● **The problem**
Give the entries back exactly, dropping each image.

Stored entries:
++++++++
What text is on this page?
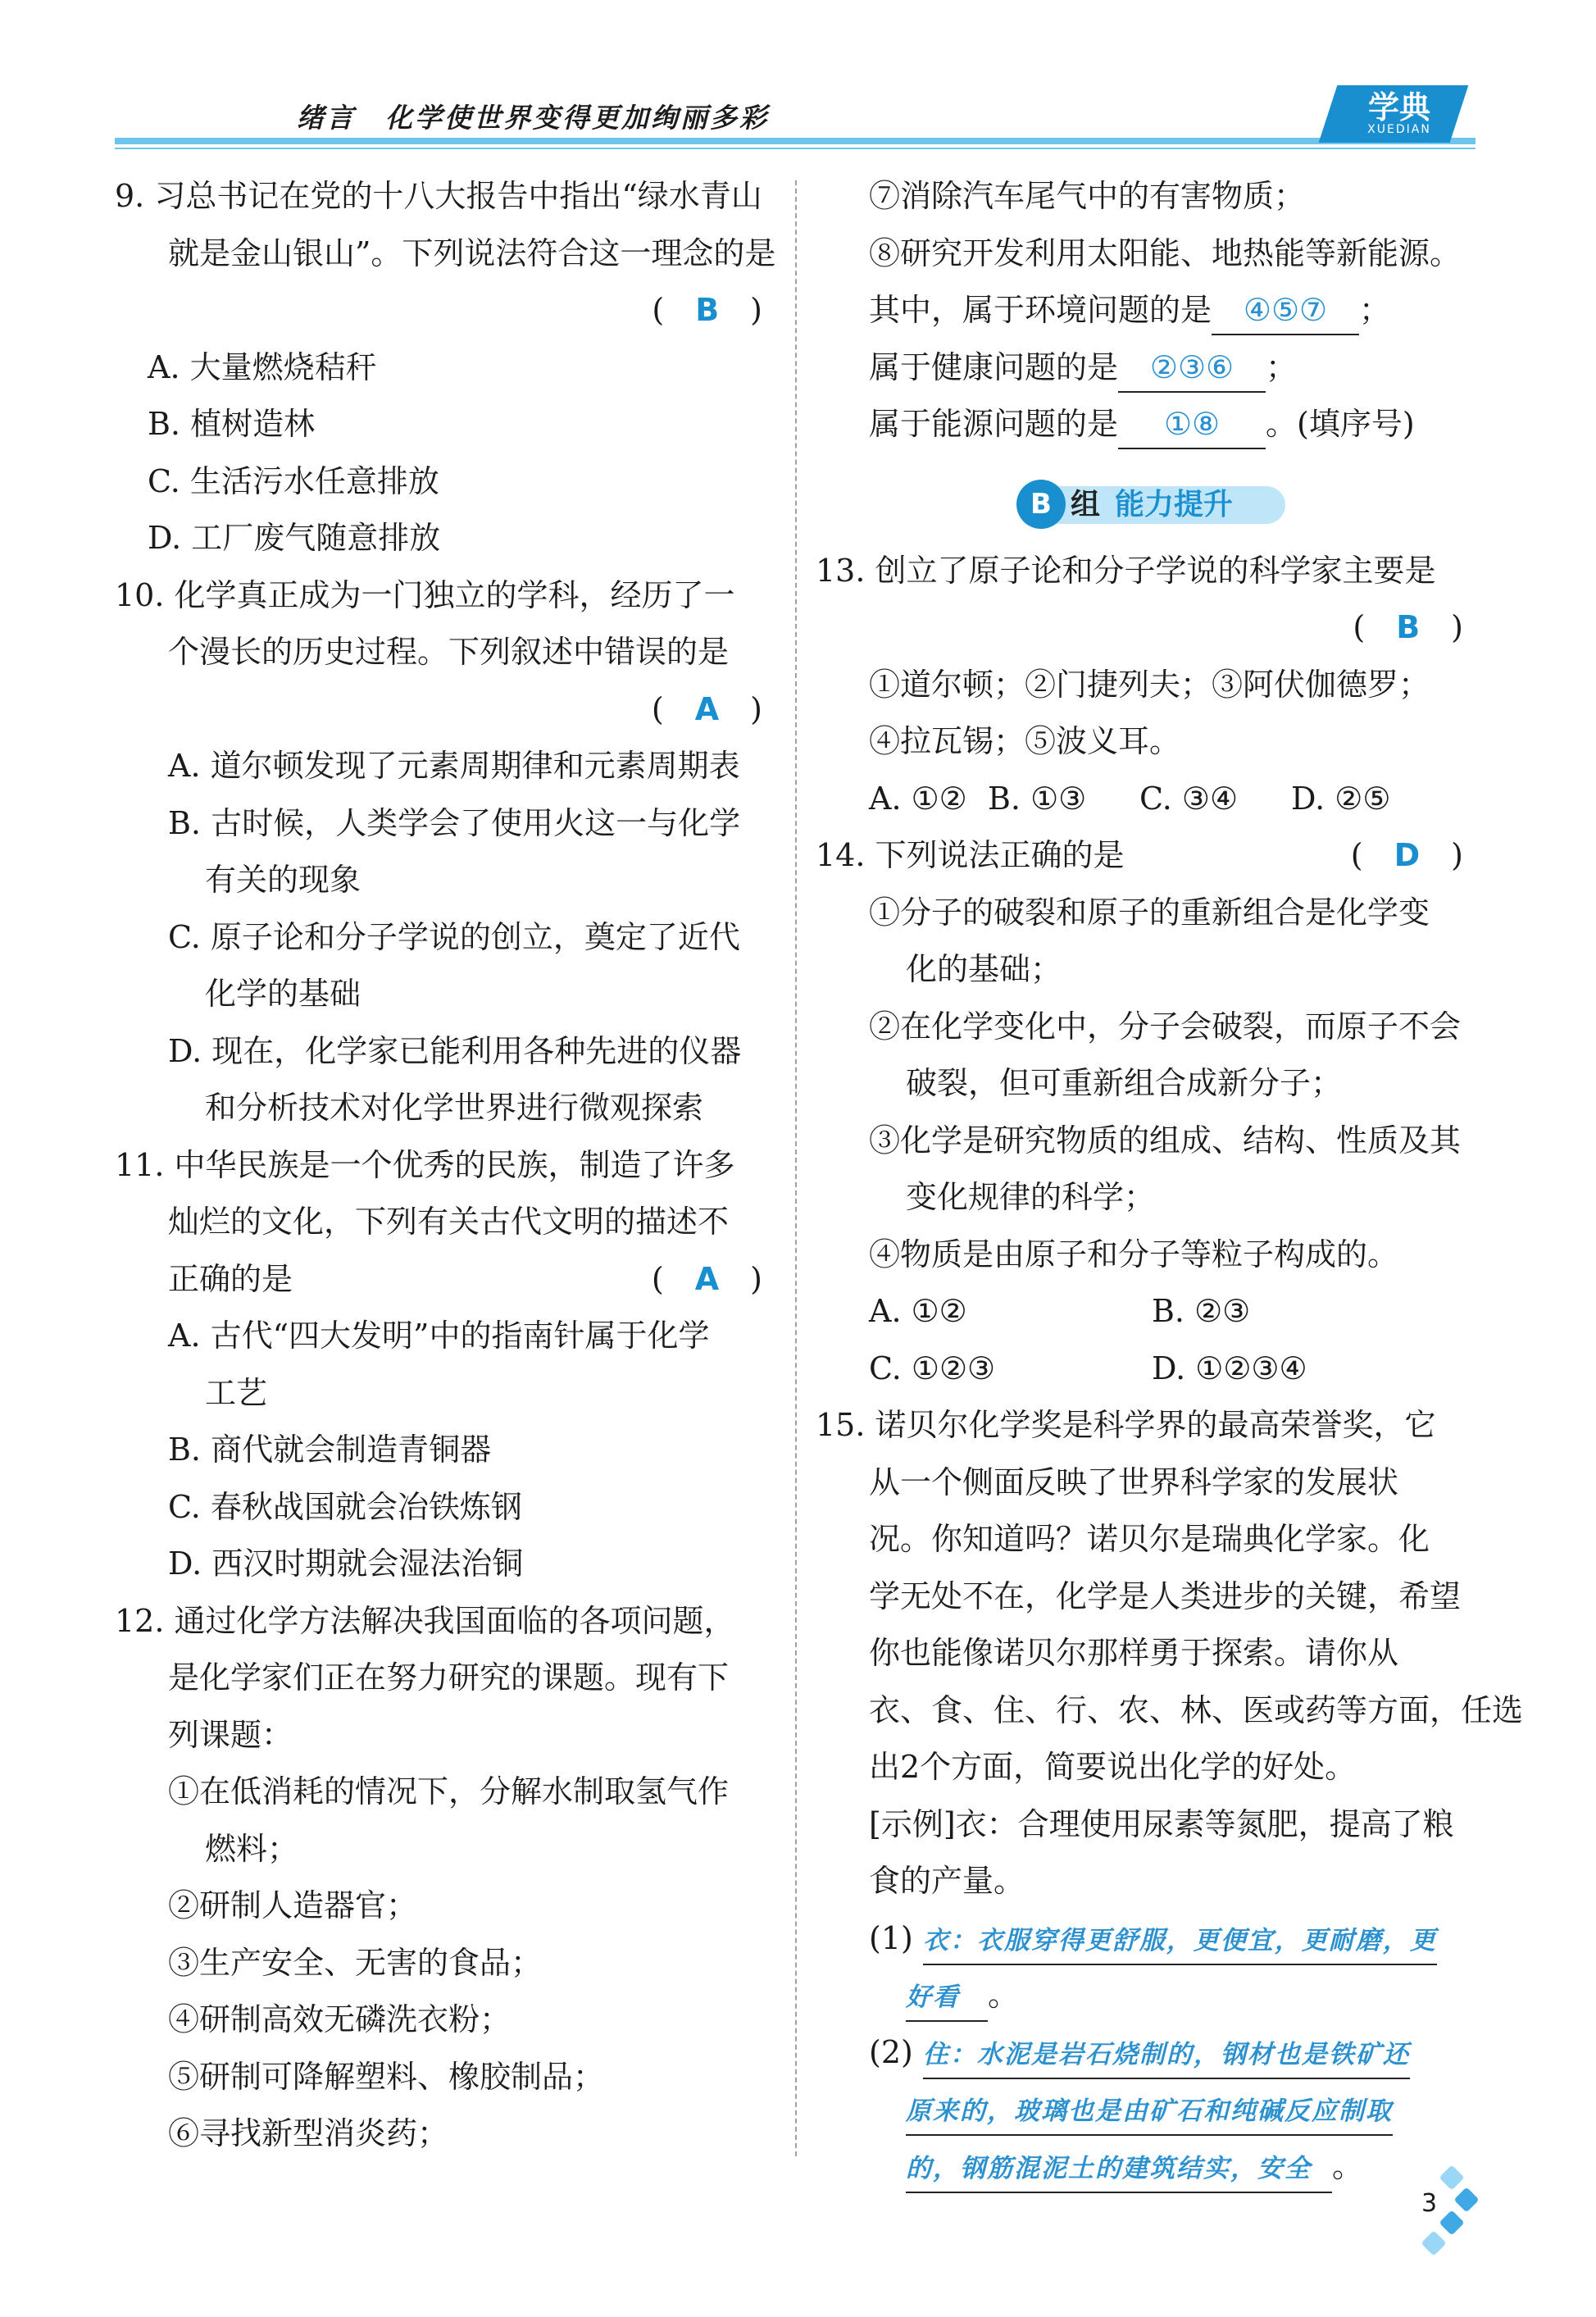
绪言　化学使世界变得更加绚丽多彩	学典
XUEDIAN
9. 习总书记在党的十八大报告中指出“绿水青山
就是金山银山”。下列说法符合这一理念的是
(　B　)
A. 大量燃烧秸秆
B. 植树造林
C. 生活污水任意排放
D. 工厂废气随意排放
10. 化学真正成为一门独立的学科，经历了一
个漫长的历史过程。下列叙述中错误的是
(　A　)
A. 道尔顿发现了元素周期律和元素周期表
B. 古时候，人类学会了使用火这一与化学
有关的现象
C. 原子论和分子学说的创立，奠定了近代
化学的基础
D. 现在，化学家已能利用各种先进的仪器
和分析技术对化学世界进行微观探索
11. 中华民族是一个优秀的民族，制造了许多
灿烂的文化，下列有关古代文明的描述不
正确的是	(　A　)
A. 古代“四大发明”中的指南针属于化学
工艺
B. 商代就会制造青铜器
C. 春秋战国就会冶铁炼钢
D. 西汉时期就会湿法治铜
12. 通过化学方法解决我国面临的各项问题，
是化学家们正在努力研究的课题。现有下
列课题：
①在低消耗的情况下，分解水制取氢气作
燃料；
②研制人造器官；
③生产安全、无害的食品；
④研制高效无磷洗衣粉；
⑤研制可降解塑料、橡胶制品；
⑥寻找新型消炎药；
⑦消除汽车尾气中的有害物质；
⑧研究开发利用太阳能、地热能等新能源。
其中，属于环境问题的是 ④⑤⑦ ；
属于健康问题的是 ②③⑥ ；
属于能源问题的是 ①⑧ 。(填序号)
13. 创立了原子论和分子学说的科学家主要是
(　B　)
①道尔顿；②门捷列夫；③阿伏伽德罗；
④拉瓦锡；⑤波义耳。
A. ①② B. ①③ C. ③④ D. ②⑤
14. 下列说法正确的是	(　D　)
①分子的破裂和原子的重新组合是化学变
化的基础；
②在化学变化中，分子会破裂，而原子不会
破裂，但可重新组合成新分子；
③化学是研究物质的组成、结构、性质及其
变化规律的科学；
④物质是由原子和分子等粒子构成的。
A. ①②	B. ②③
C. ①②③	D. ①②③④
15. 诺贝尔化学奖是科学界的最高荣誉奖，它
从一个侧面反映了世界科学家的发展状
况。你知道吗？诺贝尔是瑞典化学家。化
学无处不在，化学是人类进步的关键，希望
你也能像诺贝尔那样勇于探索。请你从
衣、食、住、行、农、林、医或药等方面，任选
出2个方面，简要说出化学的好处。
[示例]衣：合理使用尿素等氮肥，提高了粮
食的产量。
(1) 衣：衣服穿得更舒服，更便宜，更耐磨，更
好看 。
(2) 住：水泥是岩石烧制的，钢材也是铁矿还
原来的，玻璃也是由矿石和纯碱反应制取
的，钢筋混泥土的建筑结实，安全 。
B 组 能力提升
3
++++++++
● **Expected answer**
What text is on this page?
绪言　化学使世界变得更加绚丽多彩	学典
XUEDIAN
9. 习总书记在党的十八大报告中指出“绿水青山
就是金山银山”。下列说法符合这一理念的是
(　B　)
A. 大量燃烧秸秆
B. 植树造林
C. 生活污水任意排放
D. 工厂废气随意排放
10. 化学真正成为一门独立的学科，经历了一
个漫长的历史过程。下列叙述中错误的是
(　A　)
A. 道尔顿发现了元素周期律和元素周期表
B. 古时候，人类学会了使用火这一与化学
有关的现象
C. 原子论和分子学说的创立，奠定了近代
化学的基础
D. 现在，化学家已能利用各种先进的仪器
和分析技术对化学世界进行微观探索
11. 中华民族是一个优秀的民族，制造了许多
灿烂的文化，下列有关古代文明的描述不
正确的是	(　A　)
A. 古代“四大发明”中的指南针属于化学
工艺
B. 商代就会制造青铜器
C. 春秋战国就会冶铁炼钢
D. 西汉时期就会湿法治铜
12. 通过化学方法解决我国面临的各项问题，
是化学家们正在努力研究的课题。现有下
列课题：
①在低消耗的情况下，分解水制取氢气作
燃料；
②研制人造器官；
③生产安全、无害的食品；
④研制高效无磷洗衣粉；
⑤研制可降解塑料、橡胶制品；
⑥寻找新型消炎药；
⑦消除汽车尾气中的有害物质；
⑧研究开发利用太阳能、地热能等新能源。
其中，属于环境问题的是 ④⑤⑦ ；
属于健康问题的是 ②③⑥ ；
属于能源问题的是 ①⑧ 。(填序号)
13. 创立了原子论和分子学说的科学家主要是
(　B　)
①道尔顿；②门捷列夫；③阿伏伽德罗；
④拉瓦锡；⑤波义耳。
A. ①② B. ①③ C. ③④ D. ②⑤
14. 下列说法正确的是	(　D　)
①分子的破裂和原子的重新组合是化学变
化的基础；
②在化学变化中，分子会破裂，而原子不会
破裂，但可重新组合成新分子；
③化学是研究物质的组成、结构、性质及其
变化规律的科学；
④物质是由原子和分子等粒子构成的。
A. ①②	B. ②③
C. ①②③	D. ①②③④
15. 诺贝尔化学奖是科学界的最高荣誉奖，它
从一个侧面反映了世界科学家的发展状
况。你知道吗？诺贝尔是瑞典化学家。化
学无处不在，化学是人类进步的关键，希望
你也能像诺贝尔那样勇于探索。请你从
衣、食、住、行、农、林、医或药等方面，任选
出2个方面，简要说出化学的好处。
[示例]衣：合理使用尿素等氮肥，提高了粮
食的产量。
(1) 衣：衣服穿得更舒服，更便宜，更耐磨，更
好看 。
(2) 住：水泥是岩石烧制的，钢材也是铁矿还
原来的，玻璃也是由矿石和纯碱反应制取
的，钢筋混泥土的建筑结实，安全 。
B 组 能力提升
3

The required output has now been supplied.